* _Material for this task_:

+ + + +

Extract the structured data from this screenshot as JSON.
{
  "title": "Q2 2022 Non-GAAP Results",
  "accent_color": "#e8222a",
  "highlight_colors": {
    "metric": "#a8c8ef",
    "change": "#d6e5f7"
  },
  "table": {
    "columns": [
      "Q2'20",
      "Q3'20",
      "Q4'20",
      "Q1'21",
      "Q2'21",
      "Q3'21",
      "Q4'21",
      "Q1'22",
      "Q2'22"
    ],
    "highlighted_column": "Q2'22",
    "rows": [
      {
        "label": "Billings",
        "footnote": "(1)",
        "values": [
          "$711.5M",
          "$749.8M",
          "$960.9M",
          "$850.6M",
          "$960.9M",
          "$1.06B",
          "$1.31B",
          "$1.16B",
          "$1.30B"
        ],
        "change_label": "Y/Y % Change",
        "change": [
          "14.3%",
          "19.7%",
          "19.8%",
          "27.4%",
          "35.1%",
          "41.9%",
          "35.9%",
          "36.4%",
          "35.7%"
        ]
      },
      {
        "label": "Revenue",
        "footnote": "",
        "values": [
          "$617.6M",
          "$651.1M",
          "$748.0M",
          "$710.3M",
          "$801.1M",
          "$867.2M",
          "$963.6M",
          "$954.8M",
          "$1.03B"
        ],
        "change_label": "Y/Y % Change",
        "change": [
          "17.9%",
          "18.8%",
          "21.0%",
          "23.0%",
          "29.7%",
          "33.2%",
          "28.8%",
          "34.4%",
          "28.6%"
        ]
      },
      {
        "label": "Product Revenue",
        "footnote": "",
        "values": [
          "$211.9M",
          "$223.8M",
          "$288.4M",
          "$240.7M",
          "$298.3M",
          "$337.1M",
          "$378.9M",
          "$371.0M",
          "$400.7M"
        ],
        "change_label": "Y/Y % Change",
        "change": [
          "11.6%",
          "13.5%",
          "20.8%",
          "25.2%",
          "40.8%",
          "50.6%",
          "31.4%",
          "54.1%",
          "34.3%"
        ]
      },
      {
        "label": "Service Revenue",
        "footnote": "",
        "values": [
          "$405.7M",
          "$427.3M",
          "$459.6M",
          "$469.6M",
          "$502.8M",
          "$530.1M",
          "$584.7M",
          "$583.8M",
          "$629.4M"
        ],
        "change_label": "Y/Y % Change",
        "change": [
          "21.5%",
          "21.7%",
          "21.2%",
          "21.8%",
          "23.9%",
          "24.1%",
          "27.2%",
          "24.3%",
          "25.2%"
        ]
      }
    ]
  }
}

+ + + +

* _Work instructions_:
Gather up the lines that contain the word "Revenue".

* _Expected answer_:
        "label": "Revenue",
        "label": "Product Revenue",
        "label": "Service Revenue",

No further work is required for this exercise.